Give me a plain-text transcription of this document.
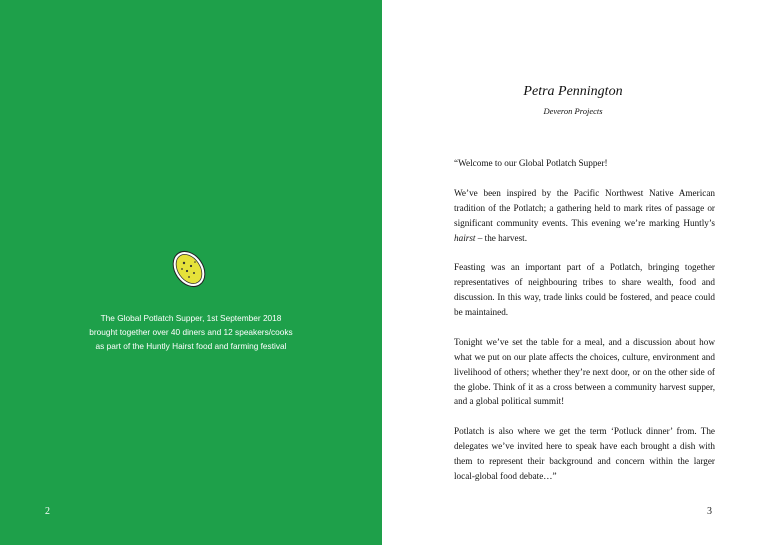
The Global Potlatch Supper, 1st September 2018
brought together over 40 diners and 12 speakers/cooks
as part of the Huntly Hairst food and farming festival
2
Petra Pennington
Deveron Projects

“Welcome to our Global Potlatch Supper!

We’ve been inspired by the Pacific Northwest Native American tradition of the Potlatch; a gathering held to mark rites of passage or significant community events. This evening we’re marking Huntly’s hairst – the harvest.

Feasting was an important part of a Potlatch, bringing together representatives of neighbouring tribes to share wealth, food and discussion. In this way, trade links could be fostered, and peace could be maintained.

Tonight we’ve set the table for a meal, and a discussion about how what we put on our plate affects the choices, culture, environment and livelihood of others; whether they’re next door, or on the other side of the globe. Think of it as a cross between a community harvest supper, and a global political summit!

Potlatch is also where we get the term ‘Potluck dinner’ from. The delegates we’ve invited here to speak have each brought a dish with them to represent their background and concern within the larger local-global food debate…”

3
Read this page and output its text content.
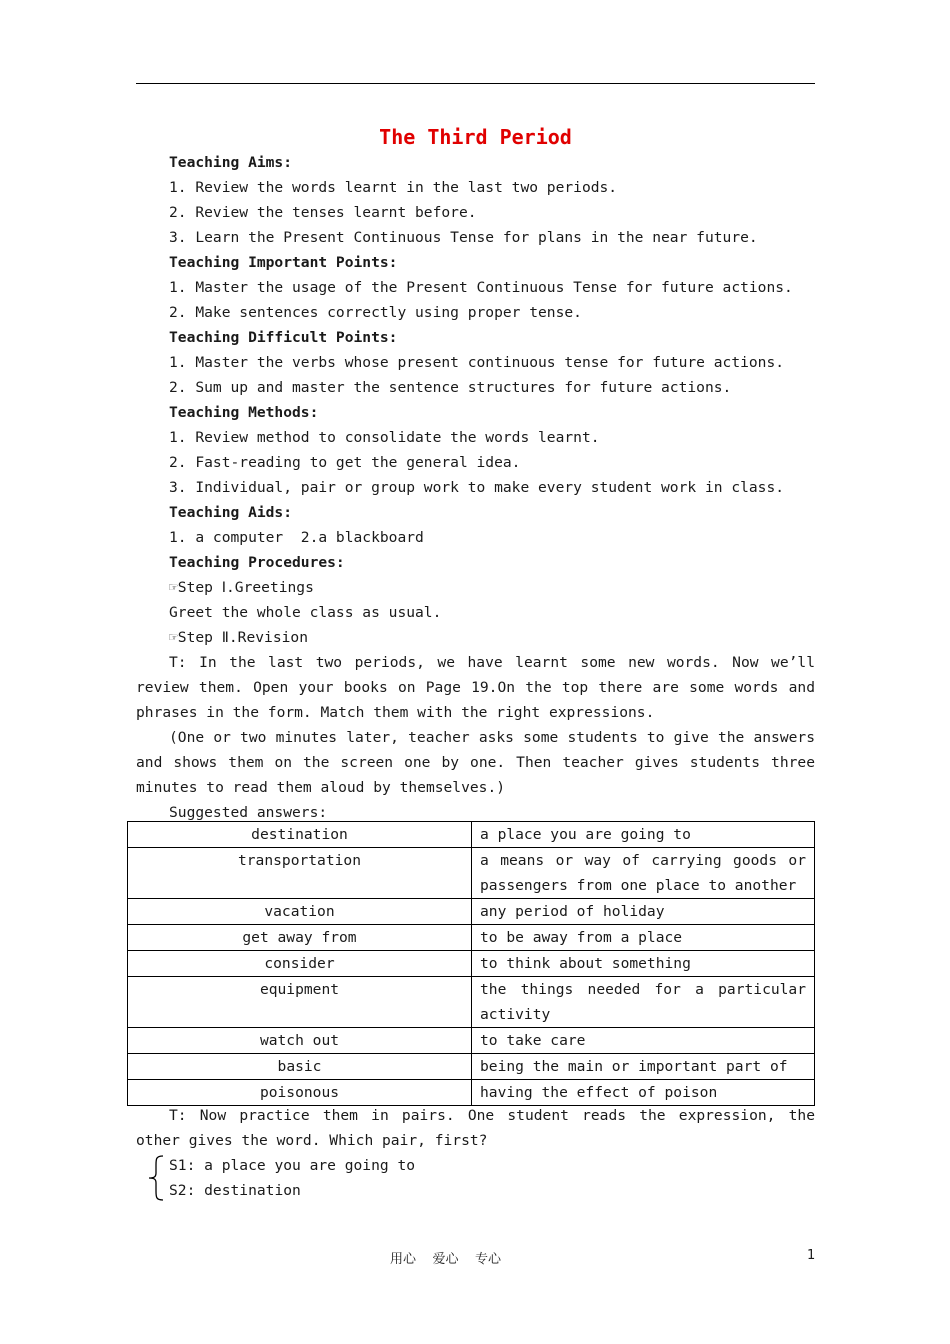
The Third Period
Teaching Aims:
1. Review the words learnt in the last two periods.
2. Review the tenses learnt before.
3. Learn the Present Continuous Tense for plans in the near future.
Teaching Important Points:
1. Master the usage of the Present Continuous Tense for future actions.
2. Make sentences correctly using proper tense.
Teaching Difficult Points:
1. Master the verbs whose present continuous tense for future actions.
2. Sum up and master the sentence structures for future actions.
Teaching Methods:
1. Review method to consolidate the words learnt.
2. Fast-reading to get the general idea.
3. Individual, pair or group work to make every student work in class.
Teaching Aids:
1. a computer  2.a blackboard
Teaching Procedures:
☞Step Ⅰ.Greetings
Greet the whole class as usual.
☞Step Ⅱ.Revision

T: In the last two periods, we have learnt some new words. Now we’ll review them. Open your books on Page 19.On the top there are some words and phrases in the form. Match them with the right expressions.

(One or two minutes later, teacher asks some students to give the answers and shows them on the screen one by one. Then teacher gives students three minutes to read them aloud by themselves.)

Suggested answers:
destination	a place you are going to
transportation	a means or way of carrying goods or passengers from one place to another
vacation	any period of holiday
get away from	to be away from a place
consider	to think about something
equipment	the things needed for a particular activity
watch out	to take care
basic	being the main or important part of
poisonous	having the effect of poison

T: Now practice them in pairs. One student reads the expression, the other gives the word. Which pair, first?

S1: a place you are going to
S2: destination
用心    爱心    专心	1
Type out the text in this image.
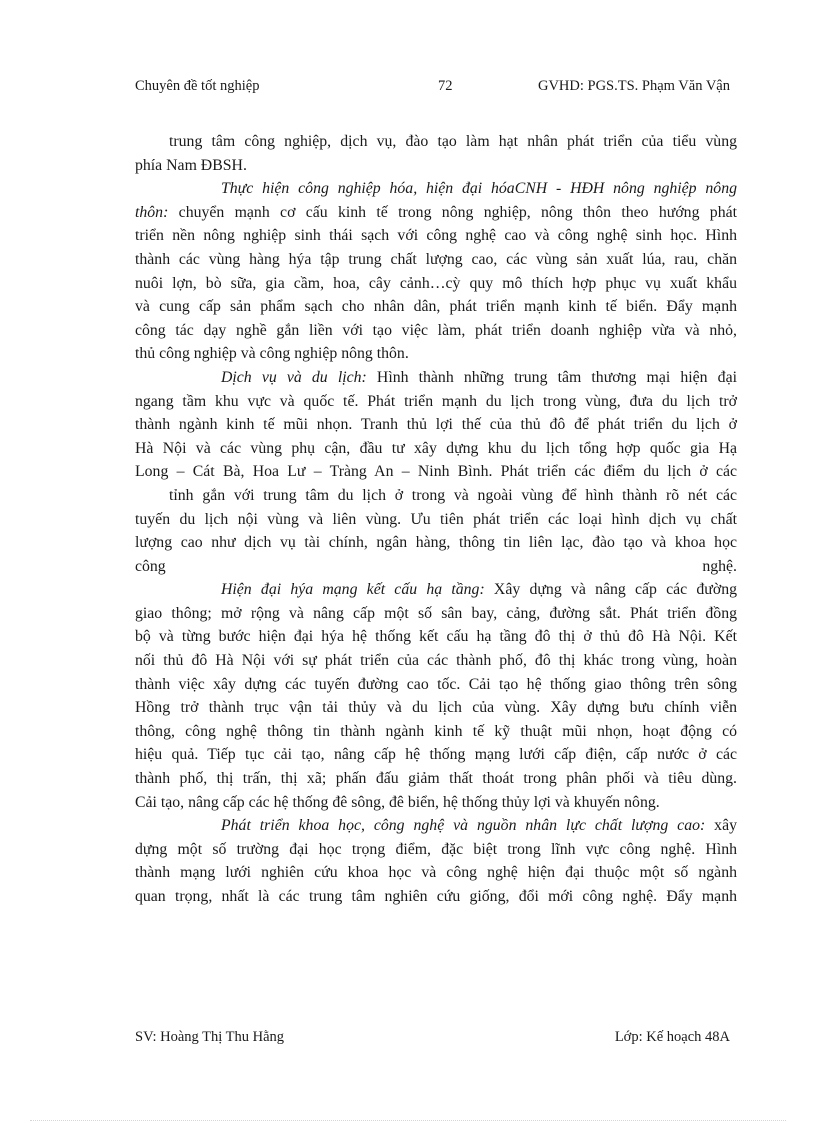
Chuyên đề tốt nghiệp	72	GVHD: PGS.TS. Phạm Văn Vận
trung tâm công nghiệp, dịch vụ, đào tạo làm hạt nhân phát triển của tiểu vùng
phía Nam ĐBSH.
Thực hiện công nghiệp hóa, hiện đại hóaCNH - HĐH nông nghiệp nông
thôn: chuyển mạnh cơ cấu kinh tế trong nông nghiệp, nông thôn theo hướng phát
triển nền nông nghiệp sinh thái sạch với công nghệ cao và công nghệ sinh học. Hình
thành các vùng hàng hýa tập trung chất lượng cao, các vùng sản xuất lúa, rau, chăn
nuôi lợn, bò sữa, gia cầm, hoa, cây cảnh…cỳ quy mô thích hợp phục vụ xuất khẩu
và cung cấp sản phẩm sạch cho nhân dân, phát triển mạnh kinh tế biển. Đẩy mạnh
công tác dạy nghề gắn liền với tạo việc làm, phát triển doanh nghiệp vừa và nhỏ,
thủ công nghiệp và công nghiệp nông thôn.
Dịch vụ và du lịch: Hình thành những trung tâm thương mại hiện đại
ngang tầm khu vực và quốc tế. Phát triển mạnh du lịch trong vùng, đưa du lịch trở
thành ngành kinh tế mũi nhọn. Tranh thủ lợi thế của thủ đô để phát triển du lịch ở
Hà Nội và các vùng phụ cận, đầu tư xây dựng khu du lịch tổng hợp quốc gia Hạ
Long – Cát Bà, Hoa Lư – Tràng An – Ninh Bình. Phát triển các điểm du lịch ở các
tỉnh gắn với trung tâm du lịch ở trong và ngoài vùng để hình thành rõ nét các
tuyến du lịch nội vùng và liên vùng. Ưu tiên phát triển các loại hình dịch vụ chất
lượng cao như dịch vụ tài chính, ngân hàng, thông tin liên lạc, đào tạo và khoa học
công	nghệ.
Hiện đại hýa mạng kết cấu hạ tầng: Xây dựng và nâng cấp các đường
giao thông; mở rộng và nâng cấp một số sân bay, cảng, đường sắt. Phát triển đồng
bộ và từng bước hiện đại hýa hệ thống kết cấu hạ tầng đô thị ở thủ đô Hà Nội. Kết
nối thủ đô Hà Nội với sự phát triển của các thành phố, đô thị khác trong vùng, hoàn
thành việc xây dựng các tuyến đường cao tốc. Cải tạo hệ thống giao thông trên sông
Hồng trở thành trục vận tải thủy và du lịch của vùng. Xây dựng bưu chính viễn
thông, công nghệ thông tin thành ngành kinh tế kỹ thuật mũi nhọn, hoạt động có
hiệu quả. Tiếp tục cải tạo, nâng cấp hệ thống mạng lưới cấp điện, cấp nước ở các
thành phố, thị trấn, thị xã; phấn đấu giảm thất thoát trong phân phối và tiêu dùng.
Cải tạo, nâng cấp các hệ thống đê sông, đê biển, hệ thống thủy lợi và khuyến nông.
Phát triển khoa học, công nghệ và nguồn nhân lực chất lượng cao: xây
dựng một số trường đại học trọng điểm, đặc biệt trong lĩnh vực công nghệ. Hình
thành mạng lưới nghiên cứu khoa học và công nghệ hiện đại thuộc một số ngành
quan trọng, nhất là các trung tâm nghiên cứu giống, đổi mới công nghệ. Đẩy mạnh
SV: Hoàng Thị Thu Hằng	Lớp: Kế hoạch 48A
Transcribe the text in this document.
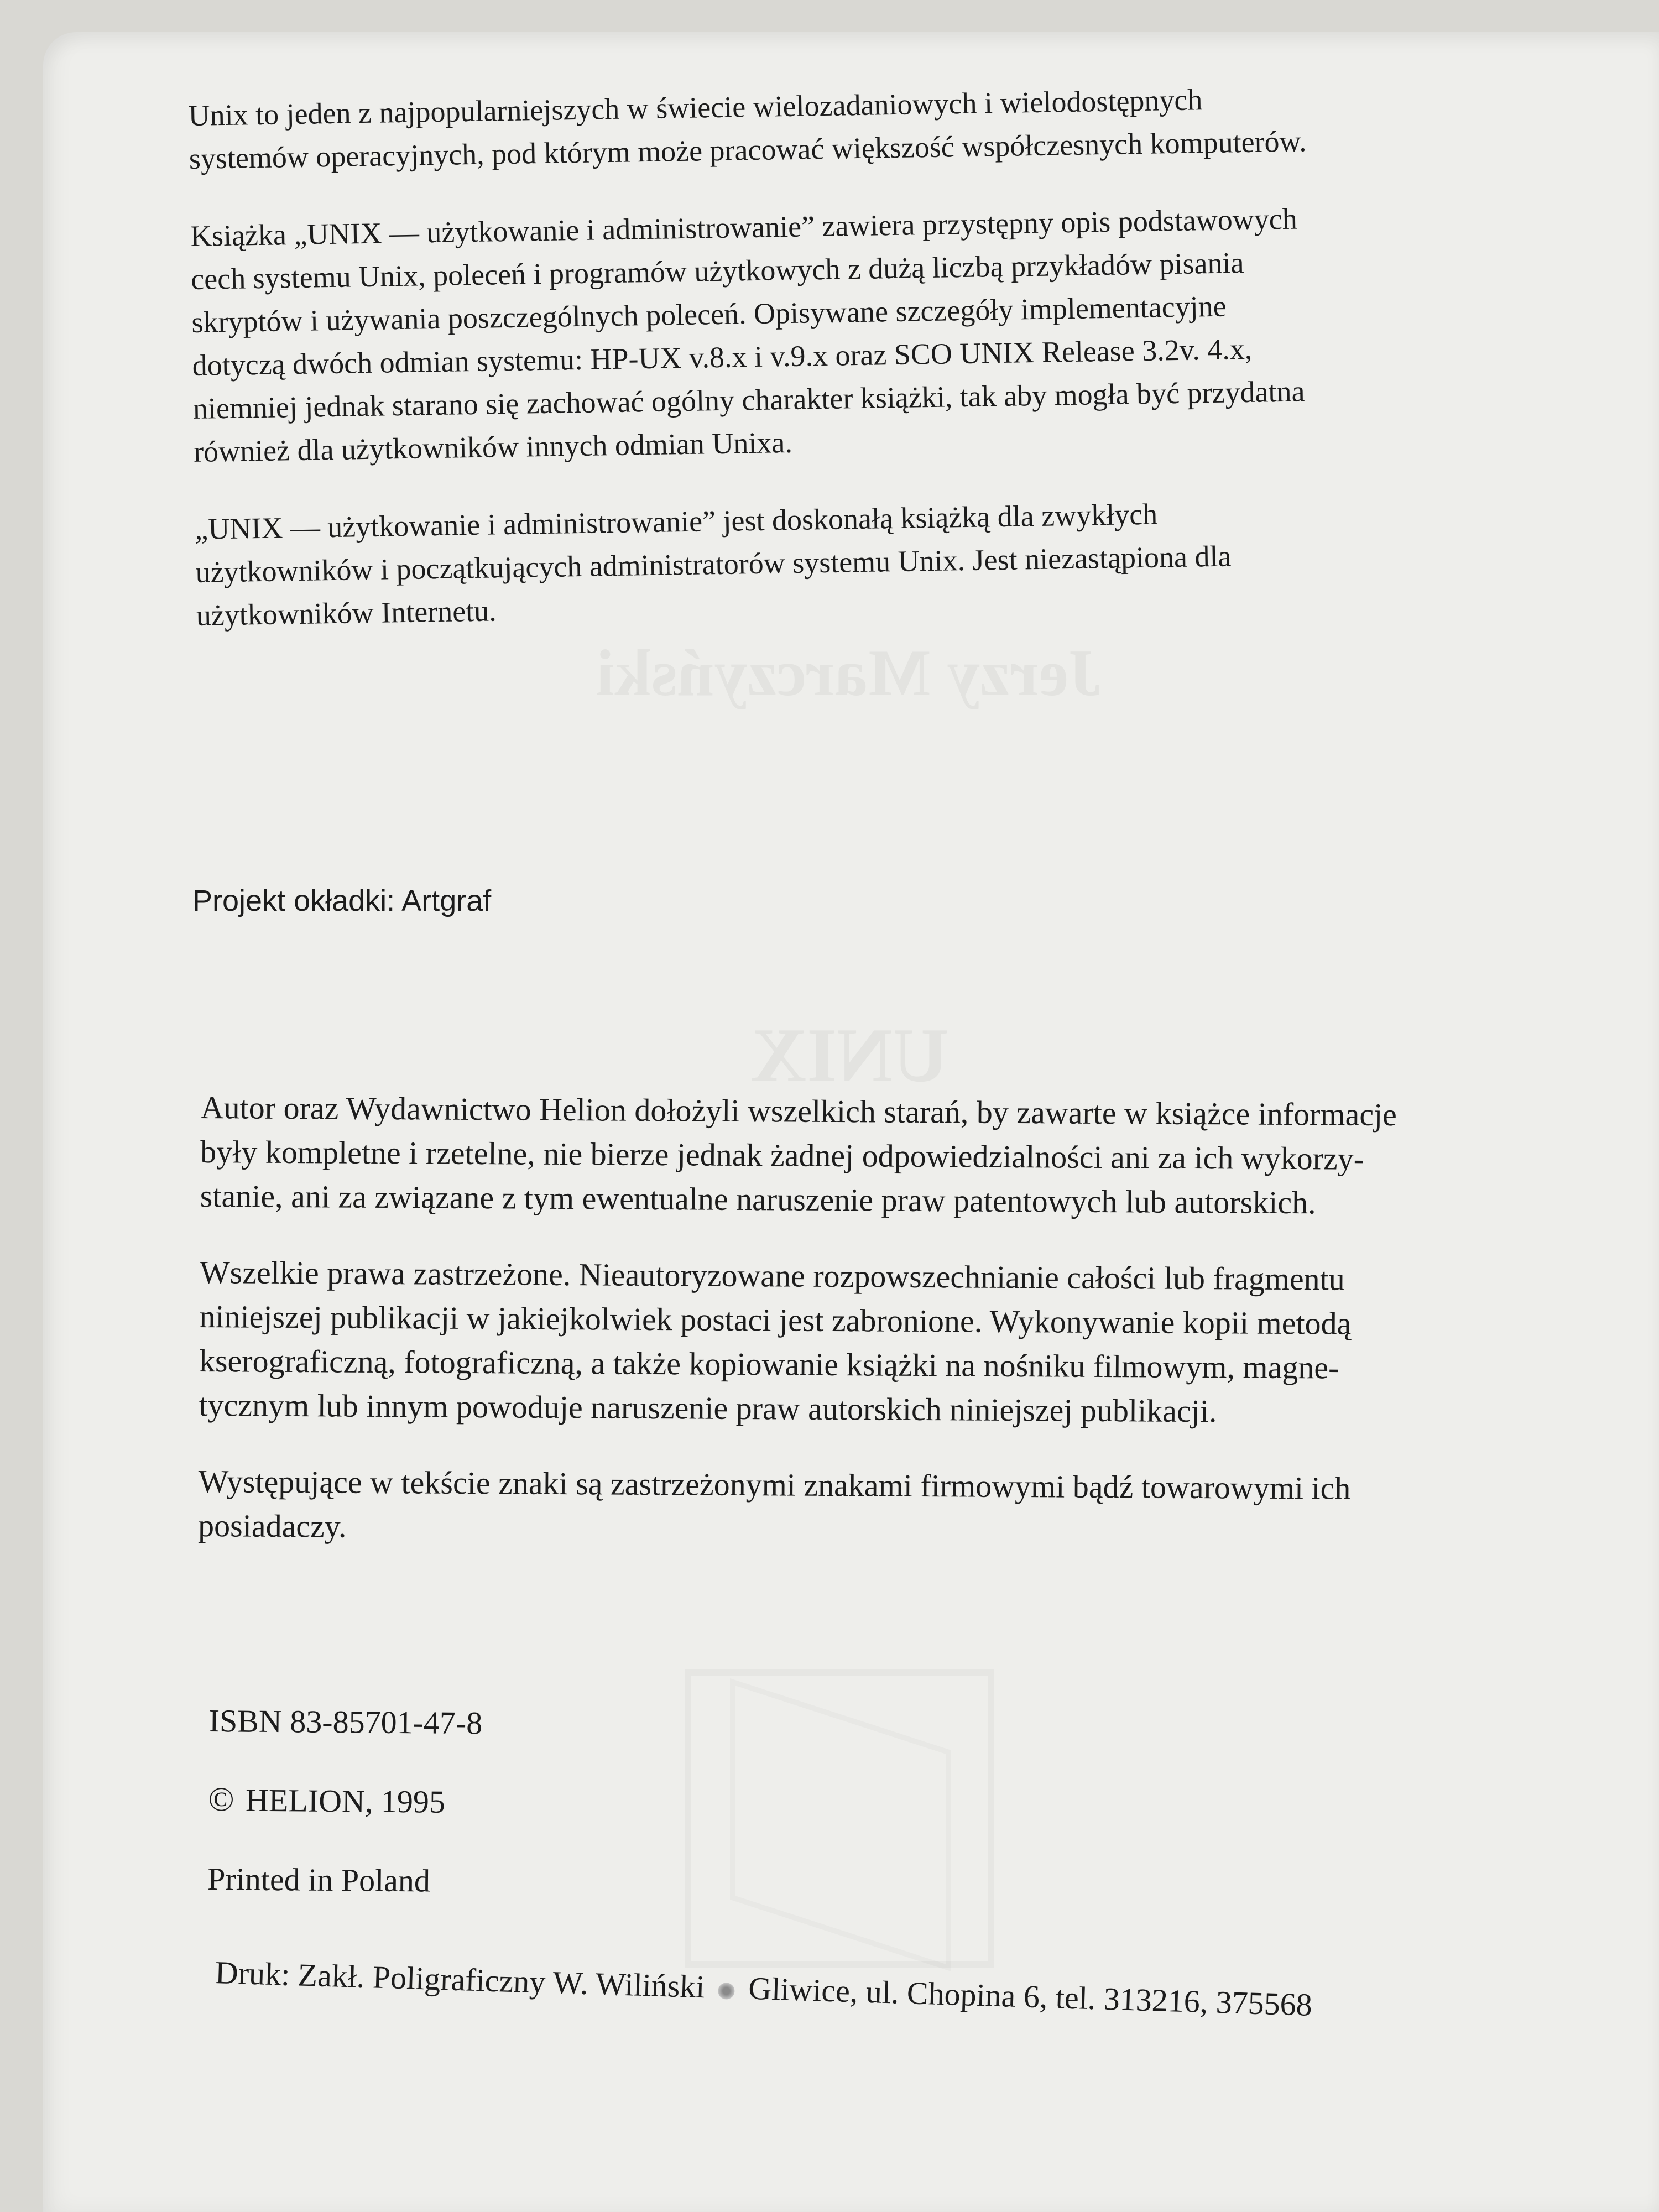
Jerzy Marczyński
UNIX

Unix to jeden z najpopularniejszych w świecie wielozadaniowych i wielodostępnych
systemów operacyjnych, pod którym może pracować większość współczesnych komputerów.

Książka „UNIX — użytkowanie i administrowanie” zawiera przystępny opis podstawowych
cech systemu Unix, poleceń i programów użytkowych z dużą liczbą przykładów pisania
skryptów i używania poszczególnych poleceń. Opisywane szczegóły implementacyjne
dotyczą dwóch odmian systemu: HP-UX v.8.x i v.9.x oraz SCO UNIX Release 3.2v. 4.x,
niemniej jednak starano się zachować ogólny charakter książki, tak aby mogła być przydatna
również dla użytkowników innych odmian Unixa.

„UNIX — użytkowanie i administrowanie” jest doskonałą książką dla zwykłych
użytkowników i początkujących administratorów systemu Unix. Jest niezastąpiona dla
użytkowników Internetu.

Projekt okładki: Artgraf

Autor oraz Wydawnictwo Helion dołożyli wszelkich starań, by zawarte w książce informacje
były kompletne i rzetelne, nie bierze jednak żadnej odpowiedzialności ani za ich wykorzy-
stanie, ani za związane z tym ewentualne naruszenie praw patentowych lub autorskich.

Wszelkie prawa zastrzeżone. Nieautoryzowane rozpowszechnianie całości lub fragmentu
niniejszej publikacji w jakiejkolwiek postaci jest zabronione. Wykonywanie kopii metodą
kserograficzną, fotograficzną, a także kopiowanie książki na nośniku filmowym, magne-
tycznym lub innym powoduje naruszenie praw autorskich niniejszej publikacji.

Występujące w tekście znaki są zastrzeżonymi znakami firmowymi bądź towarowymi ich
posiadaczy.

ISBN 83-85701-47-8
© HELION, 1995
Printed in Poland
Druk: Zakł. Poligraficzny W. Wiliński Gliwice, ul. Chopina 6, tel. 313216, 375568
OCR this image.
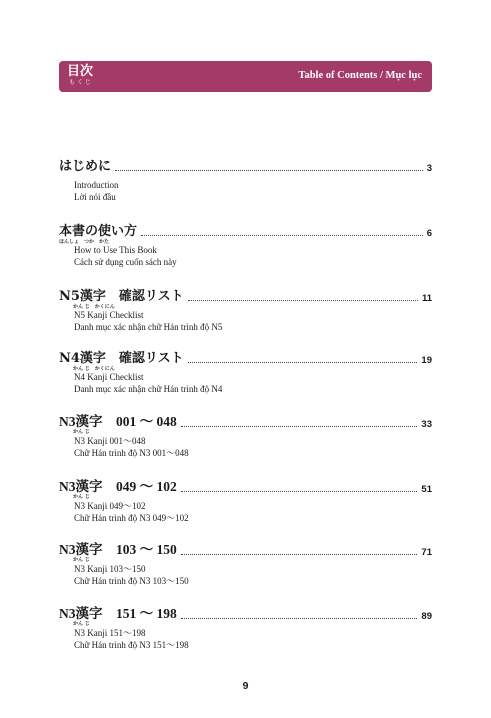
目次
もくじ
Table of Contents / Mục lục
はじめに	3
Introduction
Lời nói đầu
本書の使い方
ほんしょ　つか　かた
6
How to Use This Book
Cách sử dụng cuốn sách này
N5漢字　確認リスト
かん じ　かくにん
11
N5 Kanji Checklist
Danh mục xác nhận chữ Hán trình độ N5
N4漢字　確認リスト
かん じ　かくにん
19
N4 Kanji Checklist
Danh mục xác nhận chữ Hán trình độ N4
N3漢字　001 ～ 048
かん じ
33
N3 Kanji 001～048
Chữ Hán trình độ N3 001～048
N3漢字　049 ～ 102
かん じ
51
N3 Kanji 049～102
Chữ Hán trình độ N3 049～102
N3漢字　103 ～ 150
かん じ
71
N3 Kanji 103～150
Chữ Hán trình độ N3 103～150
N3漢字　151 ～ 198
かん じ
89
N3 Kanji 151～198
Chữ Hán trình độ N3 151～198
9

§ §

Some lines of the records may hold the word "administrowanie". How many do? Answer with a number and nothing else.

• **Solution for this exercise**
2